* START *

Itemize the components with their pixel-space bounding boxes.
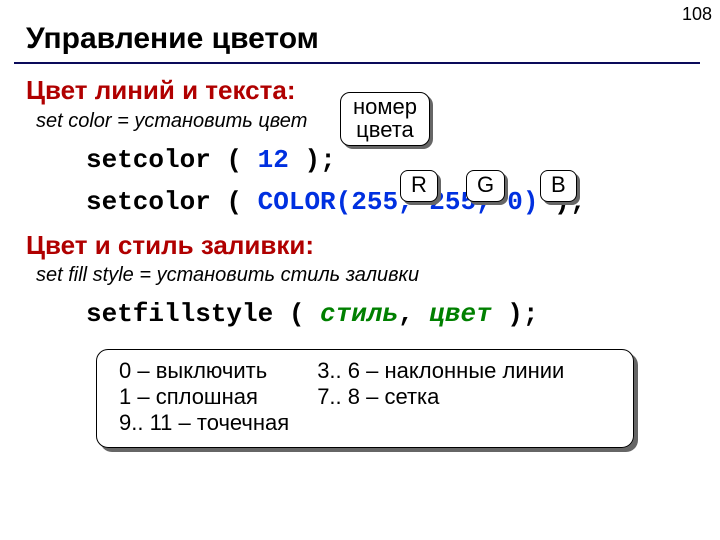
paren-close: );: [492, 299, 539, 329]
fill-style-legend: 0 – выключить 1 – сплошная 9.. 11 – точе…: [96, 349, 634, 448]
paren-open: (: [211, 187, 258, 217]
kw-setcolor: setcolor: [86, 187, 211, 217]
legend-col1: 0 – выключить 1 – сплошная 9.. 11 – точе…: [119, 358, 289, 437]
number-12: 12: [258, 145, 289, 175]
slide-content: номер цвета Цвет линий и текста: set col…: [0, 74, 720, 448]
kw-setcolor: setcolor: [86, 145, 211, 175]
legend-7-8: 7.. 8 – сетка: [317, 384, 564, 410]
title-underline: [14, 62, 700, 64]
legend-col2: 3.. 6 – наклонные линии 7.. 8 – сетка: [317, 358, 564, 437]
paren-open: (: [273, 299, 320, 329]
arg-style: стиль: [320, 299, 398, 329]
legend-0: 0 – выключить: [119, 358, 289, 384]
arg-color: цвет: [429, 299, 491, 329]
page-number: 108: [682, 4, 712, 25]
comma: ,: [398, 299, 429, 329]
code-setcolor-rgb: setcolor ( COLOR(255, 255, 0) );: [86, 186, 694, 219]
def-set-fill-style: set fill style = установить стиль заливк…: [36, 263, 694, 288]
callout-line1: номер: [353, 94, 417, 119]
callout-color-number: номер цвета: [340, 92, 430, 146]
slide-title: Управление цветом: [0, 0, 720, 62]
callout-line2: цвета: [356, 117, 414, 142]
kw-setfillstyle: setfillstyle: [86, 299, 273, 329]
legend-3-6: 3.. 6 – наклонные линии: [317, 358, 564, 384]
callout-g: G: [466, 170, 505, 202]
code-setfillstyle: setfillstyle ( стиль, цвет );: [86, 298, 694, 331]
legend-1: 1 – сплошная: [119, 384, 289, 410]
callout-b: B: [540, 170, 577, 202]
paren-open: (: [211, 145, 258, 175]
paren-close: );: [289, 145, 336, 175]
callout-r: R: [400, 170, 438, 202]
legend-9-11: 9.. 11 – точечная: [119, 410, 289, 436]
section-fill-style: Цвет и стиль заливки:: [26, 229, 694, 262]
code-setcolor-12: setcolor ( 12 );: [86, 144, 694, 177]
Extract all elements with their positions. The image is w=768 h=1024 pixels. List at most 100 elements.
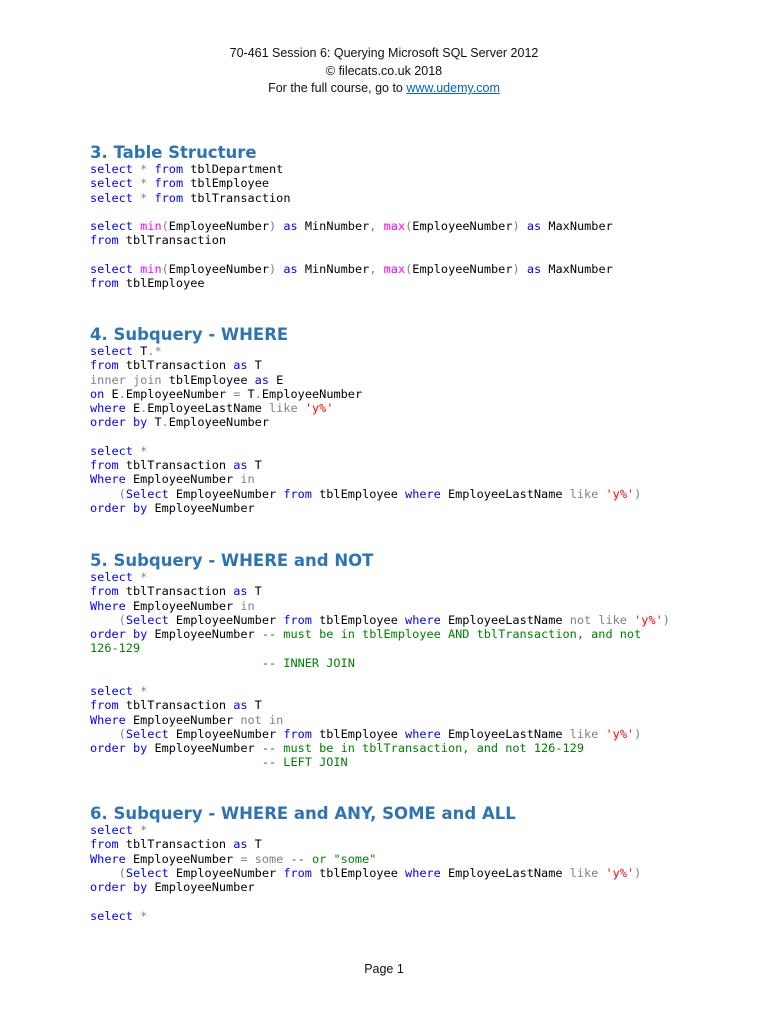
code-token: tblEmployee [311,486,406,501]
code-line: Where EmployeeNumber not in [90,713,670,727]
code-line: Where EmployeeNumber = some -- or "some" [90,852,641,866]
code-token: * [140,443,148,458]
code-token: -- must be in tblTransaction, and not 12… [261,741,584,755]
code-token: Where [90,851,126,866]
code-token: = [240,851,248,866]
code-line: (Select EmployeeNumber from tblEmployee … [90,865,642,880]
code-token: -- INNER JOIN [261,655,355,670]
code-token: .* [147,344,162,358]
code-token: from [90,584,119,599]
code-token: tblEmployee [311,865,406,880]
code-token: from [90,276,119,290]
code-line: order by EmployeeNumber -- must be in tb… [90,741,670,755]
code-token: like [569,726,599,741]
section-subquery-where: 4. Subquery - WHERE select T.* from tblTra… [90,325,641,515]
code-token: MaxNumber [541,219,613,233]
code-token: T [247,458,262,472]
code-token: T [247,837,262,852]
code-token: . [161,415,169,430]
header-title: 70-461 Session 6: Querying Microsoft SQL… [229,46,539,60]
section-subquery-any-some-all: 6. Subquery - WHERE and ANY, SOME and AL… [90,804,641,923]
code-line: (Select EmployeeNumber from tblEmployee … [90,727,670,741]
code-token: from [154,190,184,205]
code-line: select * [90,444,641,458]
code-token: select [90,261,133,276]
code-line: (Select EmployeeNumber from tblEmployee … [90,613,670,627]
code-line: 126-129 [90,641,670,655]
code-token: select [90,908,133,923]
code-token: E [125,401,141,415]
code-token: not like [569,612,627,627]
code-token: order by [90,741,148,755]
code-token: as [233,698,248,713]
code-token: EmployeeLastName [147,401,269,415]
code-token: select [90,344,133,358]
code-token: select [90,219,133,233]
code-token: EmployeeNumber [147,627,262,641]
code-token: as [233,358,248,373]
code-token: max [383,261,406,276]
code-token: as [526,219,542,233]
code-token: max [383,219,406,233]
code-token: Select [125,612,169,627]
code-token: ( [118,612,126,627]
code-line: order by EmployeeNumber [90,880,641,894]
code-line: from tblTransaction as T [90,458,641,472]
code-token: tblTransaction [118,458,234,472]
code-token: ) [634,486,642,501]
code-token: Select [125,865,169,880]
code-line: Where EmployeeNumber in [90,599,670,613]
code-token: EmployeeNumber [168,486,284,501]
code-line: order by T.EmployeeNumber [90,415,641,429]
code-token: inner join [90,372,162,387]
udemy-link[interactable]: www.udemy.com [406,81,500,95]
code-token: order by [90,627,148,641]
sql-code-block: select T.* from tblTransaction as Tinner … [90,344,641,515]
page-number: Page 1 [364,962,404,976]
code-token: EmployeeNumber [261,386,363,401]
code-token: EmployeeNumber [168,219,270,233]
code-token: where [90,401,126,415]
code-line: select * from tblDepartment [90,162,613,176]
code-token: -- LEFT JOIN [261,755,348,770]
code-token: * [140,908,148,923]
code-line: where E.EmployeeLastName like 'y%' [90,401,641,415]
code-token: EmployeeLastName [440,486,570,501]
code-token: T [132,344,148,358]
code-token: like [569,486,599,501]
code-line: -- INNER JOIN [90,656,670,670]
section-table-structure: 3. Table Structure select * from tblDepar… [90,143,613,290]
code-token: 'y%' [605,865,635,880]
code-token: in [240,472,255,487]
code-token: EmployeeNumber [125,386,234,401]
code-token: from [90,837,119,852]
code-token: from [154,176,184,191]
code-token: tblEmployee [118,276,205,290]
header-copyright: © filecats.co.uk 2018 [325,63,443,78]
code-token: tblTransaction [118,584,234,599]
code-token: where [405,726,441,741]
code-token: E [104,386,119,401]
code-line: select * [90,570,670,584]
section-heading: 3. Table Structure [90,143,257,162]
code-token: EmployeeLastName [440,726,570,741]
code-token: from [90,233,119,248]
code-token: as [254,372,269,387]
code-token: * [140,570,148,584]
code-token: * [140,823,148,837]
sql-code-block: select * from tblDepartment select * from… [90,162,613,290]
code-token: 'y%' [605,486,635,501]
code-token: from [90,698,119,713]
code-line: select T.* [90,344,641,358]
code-token: from [154,162,184,176]
code-token: from [283,865,312,880]
header-course-line: For the full course, go to www.udemy.com [0,80,768,98]
code-line: from tblEmployee [90,276,613,290]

* END *

• [WRITTEN REQUEST] Take the lines from the one with "paren-close: );: [492, 299, 539, 329]" up to and including the one with "arg-style: стиль: [320, 299, 398, 329]". Write them out again with "kw-setcolor" switched to "keyword-setcolor" and nothing else changed.

• [TASK SOLUTION]
paren-close: );: [492, 299, 539, 329]
fill-style-legend: 0 – выключить 1 – сплошная 9.. 11 – точе…: [96, 349, 634, 448]
paren-open: (: [211, 187, 258, 217]
keyword-setcolor: setcolor: [86, 187, 211, 217]
legend-col1: 0 – выключить 1 – сплошная 9.. 11 – точе…: [119, 358, 289, 437]
number-12: 12: [258, 145, 289, 175]
slide-content: номер цвета Цвет линий и текста: set col…: [0, 74, 720, 448]
keyword-setcolor: setcolor: [86, 145, 211, 175]
legend-7-8: 7.. 8 – сетка: [317, 384, 564, 410]
title-underline: [14, 62, 700, 64]
legend-col2: 3.. 6 – наклонные линии 7.. 8 – сетка: [317, 358, 564, 437]
paren-open: (: [273, 299, 320, 329]
arg-style: стиль: [320, 299, 398, 329]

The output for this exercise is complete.